Stored records:
______________________________
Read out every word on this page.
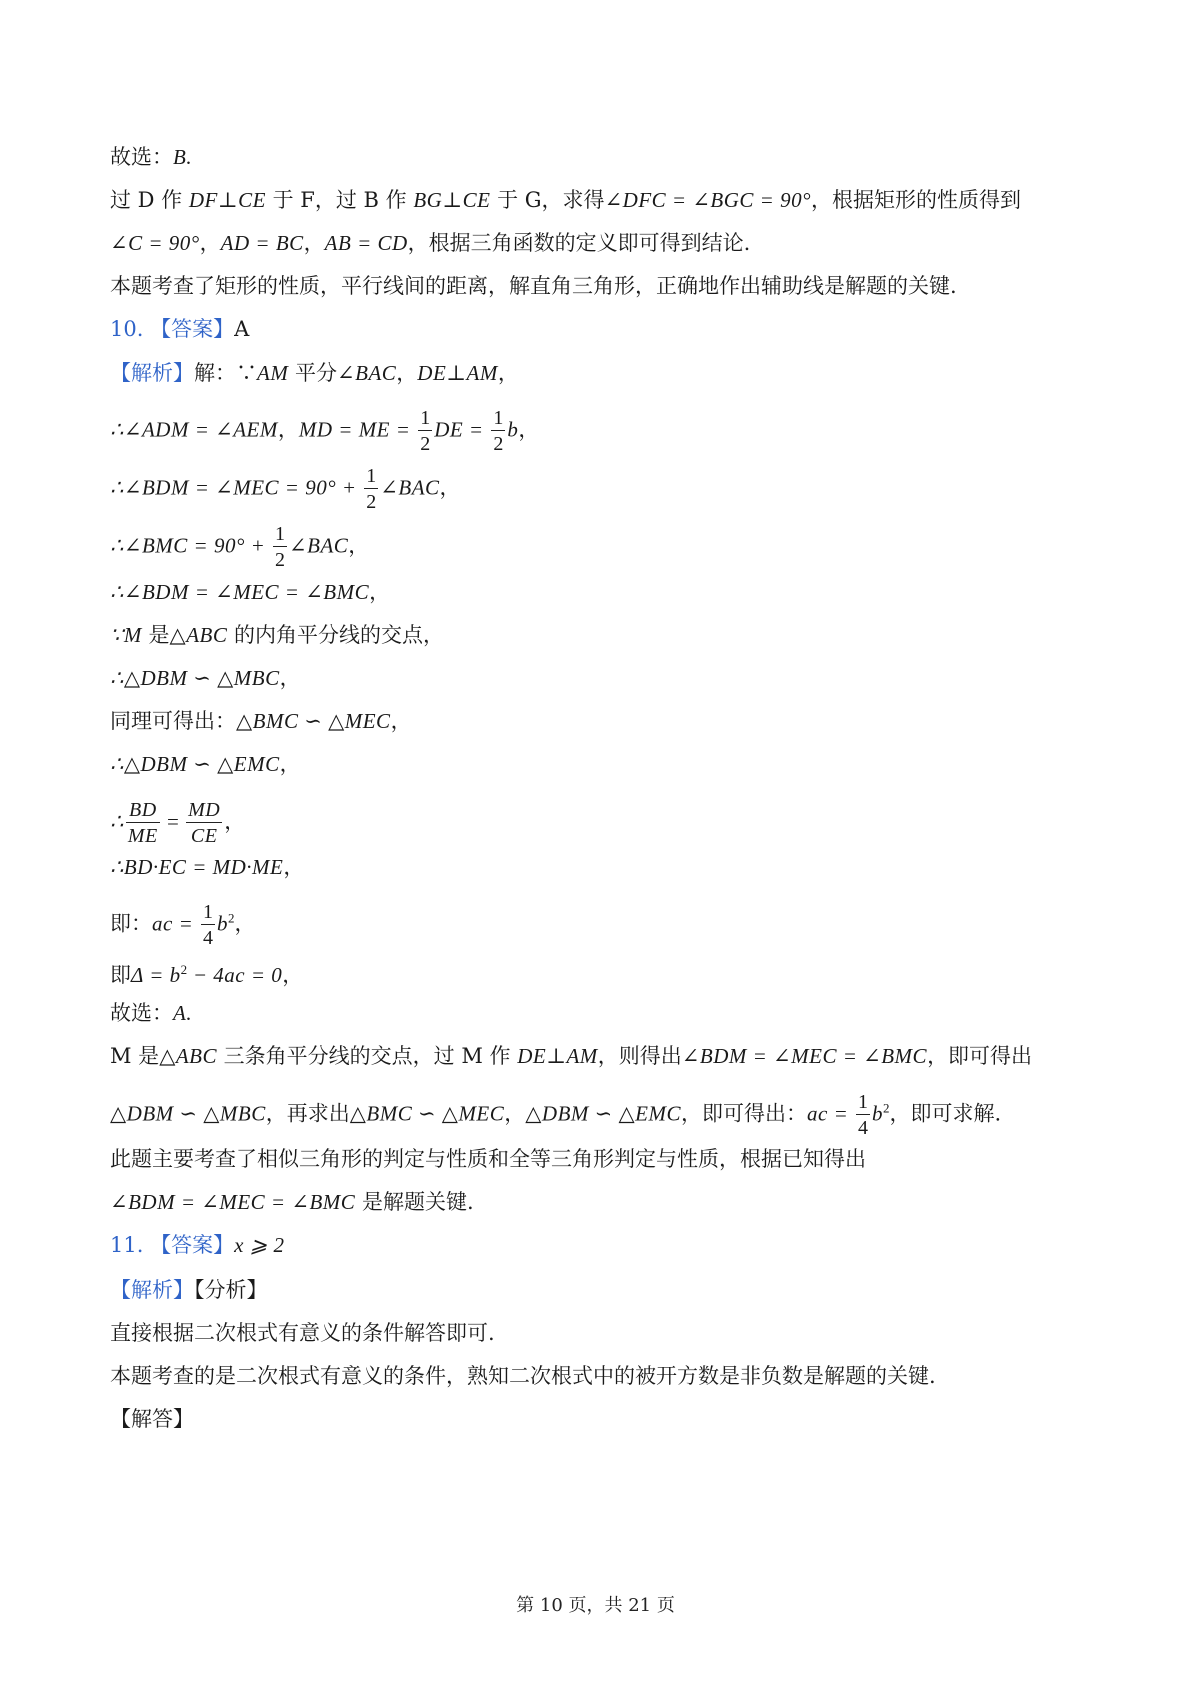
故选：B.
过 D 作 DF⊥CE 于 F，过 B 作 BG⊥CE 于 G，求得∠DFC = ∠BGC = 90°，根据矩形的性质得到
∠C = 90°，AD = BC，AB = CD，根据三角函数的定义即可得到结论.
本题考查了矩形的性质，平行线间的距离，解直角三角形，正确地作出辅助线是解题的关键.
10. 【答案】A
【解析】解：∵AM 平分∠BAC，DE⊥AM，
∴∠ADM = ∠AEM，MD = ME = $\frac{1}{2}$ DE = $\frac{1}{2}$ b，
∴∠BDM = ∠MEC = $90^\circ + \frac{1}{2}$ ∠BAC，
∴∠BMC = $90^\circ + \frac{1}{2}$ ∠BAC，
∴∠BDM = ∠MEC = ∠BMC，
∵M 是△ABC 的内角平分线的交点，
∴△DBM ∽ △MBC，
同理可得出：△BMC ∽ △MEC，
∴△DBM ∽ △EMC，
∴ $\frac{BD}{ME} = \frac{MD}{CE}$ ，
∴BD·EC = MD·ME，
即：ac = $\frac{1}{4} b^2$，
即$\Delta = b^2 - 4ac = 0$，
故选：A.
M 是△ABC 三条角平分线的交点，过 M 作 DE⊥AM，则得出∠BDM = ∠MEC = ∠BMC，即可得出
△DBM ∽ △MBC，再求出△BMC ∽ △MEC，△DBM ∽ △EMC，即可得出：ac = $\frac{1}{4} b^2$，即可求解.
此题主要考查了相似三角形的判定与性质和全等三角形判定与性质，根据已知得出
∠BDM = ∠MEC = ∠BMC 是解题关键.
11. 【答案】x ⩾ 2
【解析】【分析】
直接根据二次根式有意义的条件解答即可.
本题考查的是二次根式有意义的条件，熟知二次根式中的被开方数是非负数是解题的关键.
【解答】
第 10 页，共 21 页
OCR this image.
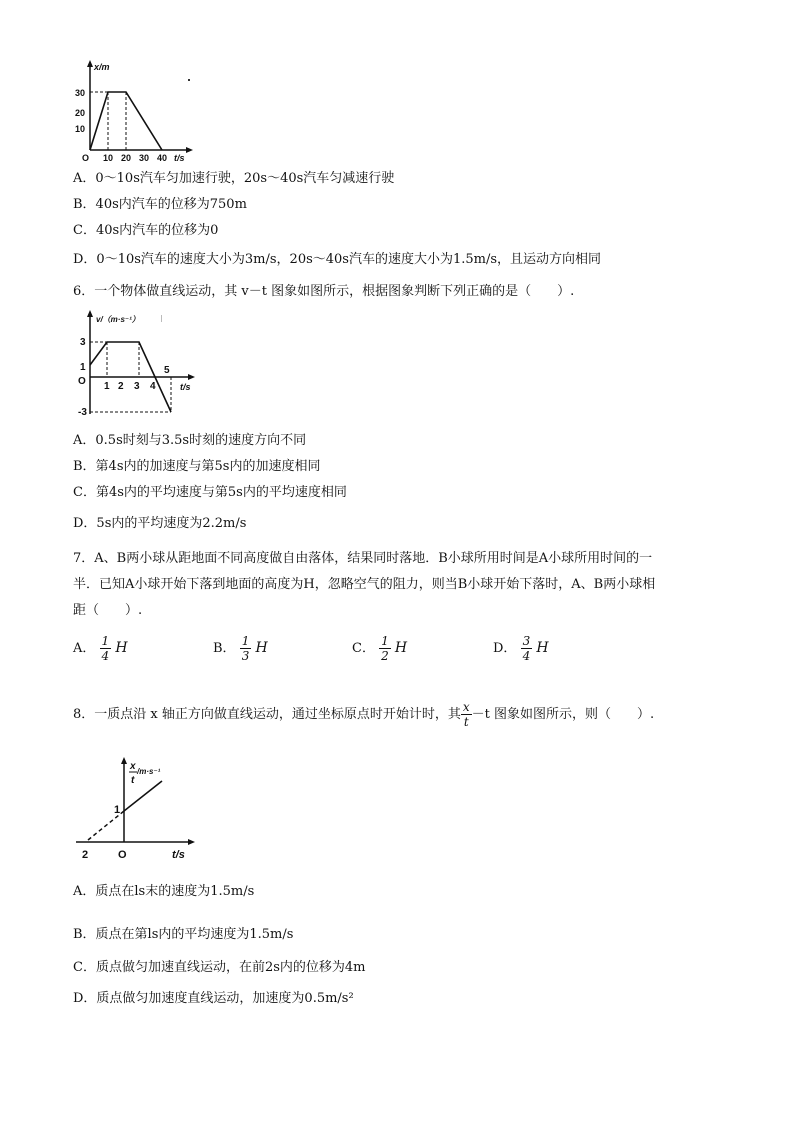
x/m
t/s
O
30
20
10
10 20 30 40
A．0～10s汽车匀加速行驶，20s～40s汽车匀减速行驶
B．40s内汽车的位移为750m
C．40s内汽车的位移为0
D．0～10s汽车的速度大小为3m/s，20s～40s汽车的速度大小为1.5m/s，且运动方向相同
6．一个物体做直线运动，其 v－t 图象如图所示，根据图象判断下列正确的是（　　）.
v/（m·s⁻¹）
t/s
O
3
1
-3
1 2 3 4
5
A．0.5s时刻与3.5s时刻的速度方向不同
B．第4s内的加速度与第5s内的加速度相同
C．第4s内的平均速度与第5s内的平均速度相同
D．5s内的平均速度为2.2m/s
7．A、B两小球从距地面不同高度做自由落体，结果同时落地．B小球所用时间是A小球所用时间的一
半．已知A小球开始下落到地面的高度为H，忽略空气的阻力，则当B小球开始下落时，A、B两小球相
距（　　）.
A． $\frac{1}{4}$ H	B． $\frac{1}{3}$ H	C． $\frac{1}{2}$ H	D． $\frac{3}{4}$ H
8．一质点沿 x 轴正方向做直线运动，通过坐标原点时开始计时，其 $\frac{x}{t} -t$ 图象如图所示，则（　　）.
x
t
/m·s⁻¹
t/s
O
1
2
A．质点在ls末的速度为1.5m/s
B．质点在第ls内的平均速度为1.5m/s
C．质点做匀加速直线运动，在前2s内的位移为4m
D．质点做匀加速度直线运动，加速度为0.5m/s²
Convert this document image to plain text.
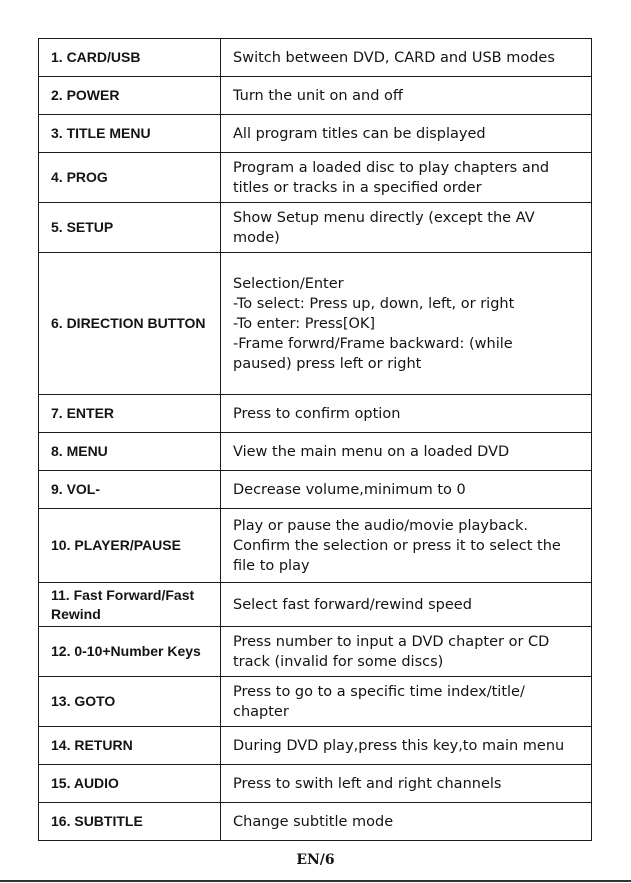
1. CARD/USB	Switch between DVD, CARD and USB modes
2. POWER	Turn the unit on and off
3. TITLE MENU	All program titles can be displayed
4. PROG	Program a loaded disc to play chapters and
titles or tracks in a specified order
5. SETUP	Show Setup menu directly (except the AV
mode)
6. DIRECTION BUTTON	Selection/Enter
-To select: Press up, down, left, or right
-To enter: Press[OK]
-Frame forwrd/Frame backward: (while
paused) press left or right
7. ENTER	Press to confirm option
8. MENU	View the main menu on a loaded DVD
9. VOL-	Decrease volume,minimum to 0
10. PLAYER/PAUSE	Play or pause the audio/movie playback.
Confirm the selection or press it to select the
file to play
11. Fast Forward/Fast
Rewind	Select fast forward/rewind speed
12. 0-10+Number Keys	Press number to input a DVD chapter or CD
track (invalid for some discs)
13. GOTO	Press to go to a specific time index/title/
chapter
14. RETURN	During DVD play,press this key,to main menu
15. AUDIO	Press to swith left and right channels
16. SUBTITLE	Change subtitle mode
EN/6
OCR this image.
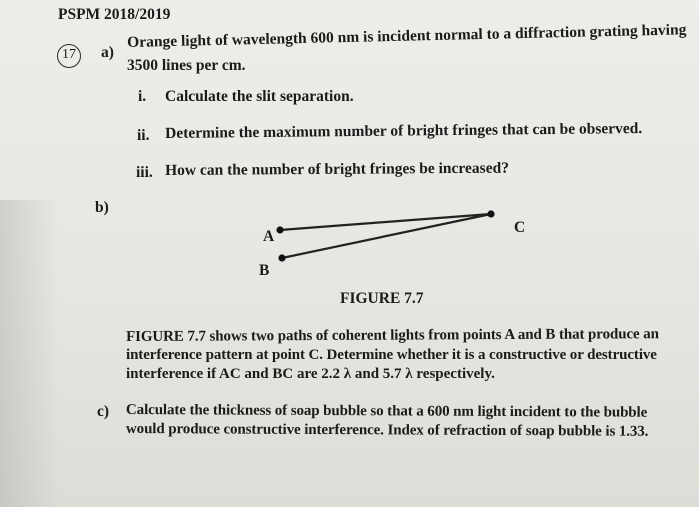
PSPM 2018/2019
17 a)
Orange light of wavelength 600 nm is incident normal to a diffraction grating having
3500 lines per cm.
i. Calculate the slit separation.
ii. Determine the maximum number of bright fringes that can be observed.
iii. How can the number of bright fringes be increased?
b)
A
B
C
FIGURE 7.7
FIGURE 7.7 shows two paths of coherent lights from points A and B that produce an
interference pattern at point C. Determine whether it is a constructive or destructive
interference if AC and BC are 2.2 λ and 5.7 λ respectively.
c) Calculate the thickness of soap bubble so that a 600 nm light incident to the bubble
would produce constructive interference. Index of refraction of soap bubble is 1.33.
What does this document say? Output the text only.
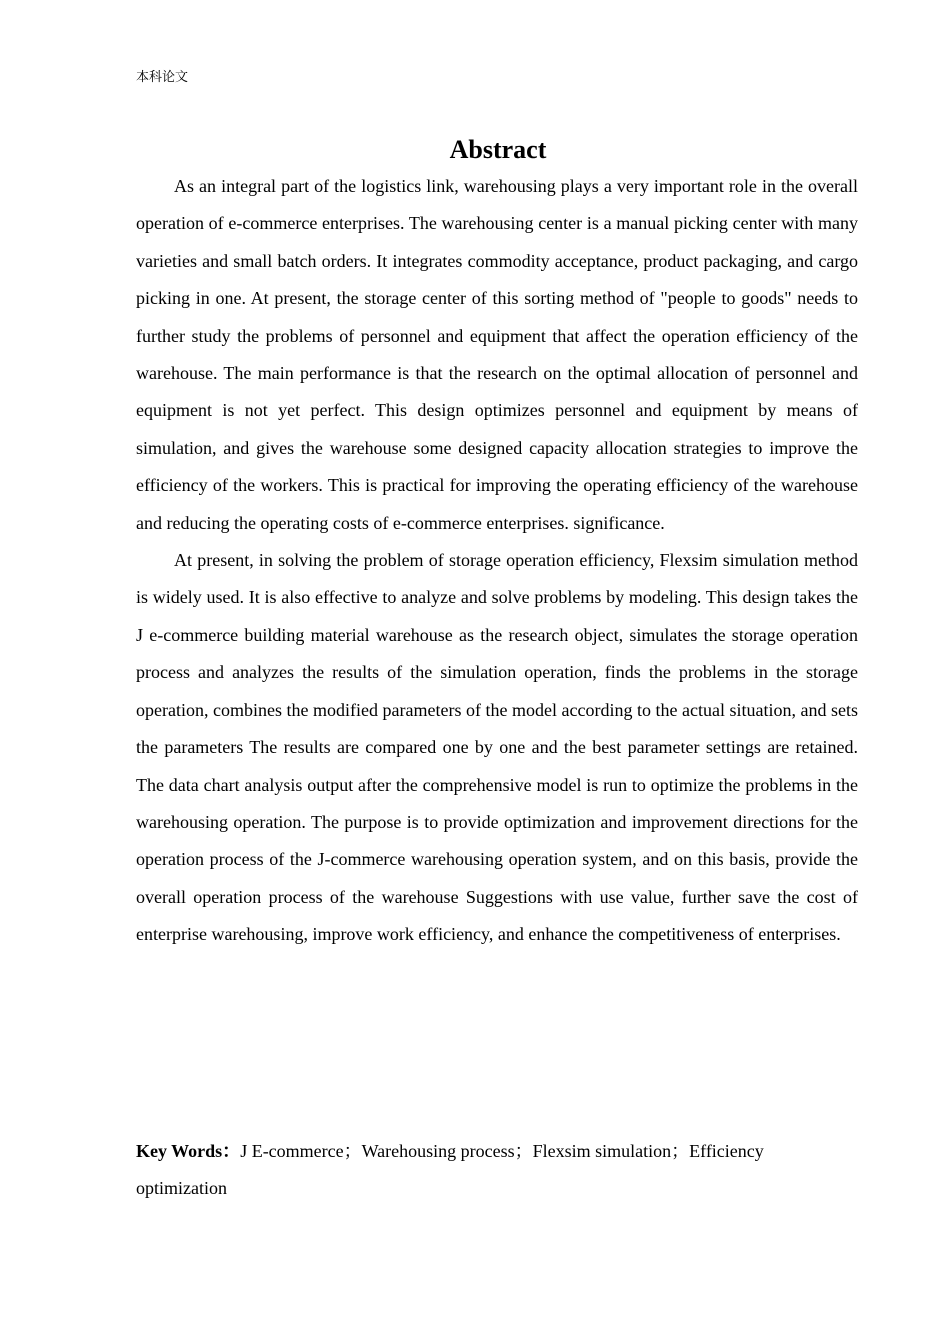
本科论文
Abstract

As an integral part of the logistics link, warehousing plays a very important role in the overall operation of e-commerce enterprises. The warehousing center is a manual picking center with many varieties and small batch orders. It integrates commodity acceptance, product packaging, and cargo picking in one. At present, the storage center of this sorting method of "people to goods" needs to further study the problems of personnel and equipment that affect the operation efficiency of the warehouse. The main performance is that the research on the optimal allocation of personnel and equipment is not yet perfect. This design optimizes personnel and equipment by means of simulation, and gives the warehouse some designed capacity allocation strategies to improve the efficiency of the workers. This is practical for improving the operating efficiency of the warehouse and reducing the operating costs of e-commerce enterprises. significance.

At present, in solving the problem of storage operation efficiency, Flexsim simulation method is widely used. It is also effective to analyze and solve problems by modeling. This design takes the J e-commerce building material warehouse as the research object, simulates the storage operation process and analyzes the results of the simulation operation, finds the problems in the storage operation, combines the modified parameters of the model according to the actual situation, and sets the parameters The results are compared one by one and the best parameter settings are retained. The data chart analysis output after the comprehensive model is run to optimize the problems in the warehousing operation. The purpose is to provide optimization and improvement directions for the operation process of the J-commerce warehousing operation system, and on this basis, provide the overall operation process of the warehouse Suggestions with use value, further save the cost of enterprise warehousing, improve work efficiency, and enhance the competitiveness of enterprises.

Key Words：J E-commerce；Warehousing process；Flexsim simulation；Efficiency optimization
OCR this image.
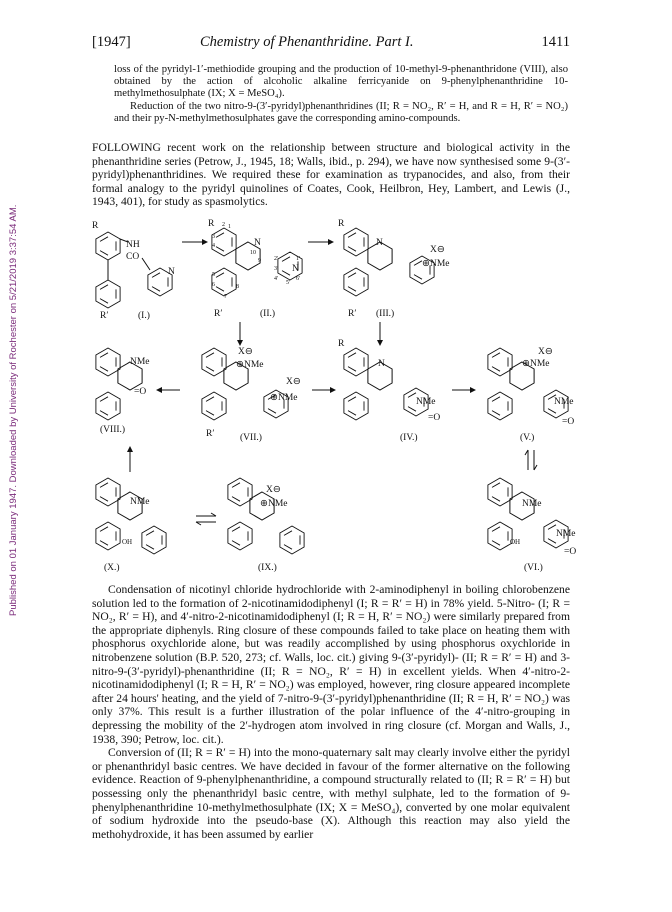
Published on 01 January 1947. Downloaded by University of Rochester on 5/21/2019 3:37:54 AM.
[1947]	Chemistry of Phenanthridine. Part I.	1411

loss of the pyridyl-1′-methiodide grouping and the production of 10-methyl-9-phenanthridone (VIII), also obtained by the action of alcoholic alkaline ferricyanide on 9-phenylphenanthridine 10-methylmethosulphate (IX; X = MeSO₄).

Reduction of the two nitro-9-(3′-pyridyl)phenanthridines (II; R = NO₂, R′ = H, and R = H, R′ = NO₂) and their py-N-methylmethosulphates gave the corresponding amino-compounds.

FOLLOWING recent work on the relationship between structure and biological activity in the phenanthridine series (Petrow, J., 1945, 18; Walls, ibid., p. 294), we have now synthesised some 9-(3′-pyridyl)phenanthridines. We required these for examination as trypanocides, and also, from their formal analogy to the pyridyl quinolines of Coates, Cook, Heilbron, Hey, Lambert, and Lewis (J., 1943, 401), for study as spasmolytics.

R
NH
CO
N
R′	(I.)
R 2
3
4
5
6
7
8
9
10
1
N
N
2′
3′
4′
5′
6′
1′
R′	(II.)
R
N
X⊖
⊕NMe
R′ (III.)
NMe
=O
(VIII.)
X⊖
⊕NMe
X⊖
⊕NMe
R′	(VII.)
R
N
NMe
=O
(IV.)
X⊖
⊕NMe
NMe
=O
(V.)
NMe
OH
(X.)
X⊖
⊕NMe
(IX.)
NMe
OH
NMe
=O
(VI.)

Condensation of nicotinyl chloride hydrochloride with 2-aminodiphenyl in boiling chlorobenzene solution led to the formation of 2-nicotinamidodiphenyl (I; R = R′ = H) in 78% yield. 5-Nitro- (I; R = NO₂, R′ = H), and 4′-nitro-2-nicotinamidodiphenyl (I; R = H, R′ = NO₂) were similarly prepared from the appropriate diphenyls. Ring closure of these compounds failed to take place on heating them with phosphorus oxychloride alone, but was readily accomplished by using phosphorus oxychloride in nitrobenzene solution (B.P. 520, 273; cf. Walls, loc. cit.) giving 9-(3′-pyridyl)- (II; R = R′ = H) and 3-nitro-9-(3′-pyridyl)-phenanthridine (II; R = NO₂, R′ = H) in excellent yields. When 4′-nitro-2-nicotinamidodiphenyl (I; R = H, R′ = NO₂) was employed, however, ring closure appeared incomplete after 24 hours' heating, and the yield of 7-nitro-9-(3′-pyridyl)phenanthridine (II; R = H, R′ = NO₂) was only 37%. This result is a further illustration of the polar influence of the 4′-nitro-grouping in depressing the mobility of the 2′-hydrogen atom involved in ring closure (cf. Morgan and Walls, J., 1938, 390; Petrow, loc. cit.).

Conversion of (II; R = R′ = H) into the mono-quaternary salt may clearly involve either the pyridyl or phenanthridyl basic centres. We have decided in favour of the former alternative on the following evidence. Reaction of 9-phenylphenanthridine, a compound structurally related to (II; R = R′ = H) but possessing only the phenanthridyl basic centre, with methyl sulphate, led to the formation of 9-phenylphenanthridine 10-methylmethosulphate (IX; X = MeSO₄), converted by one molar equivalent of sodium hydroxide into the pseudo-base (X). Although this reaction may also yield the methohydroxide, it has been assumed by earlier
______________________________
* Task
Count every line in the data that contains the word "Determine", then give that count and nothing else.

* Problem solution
2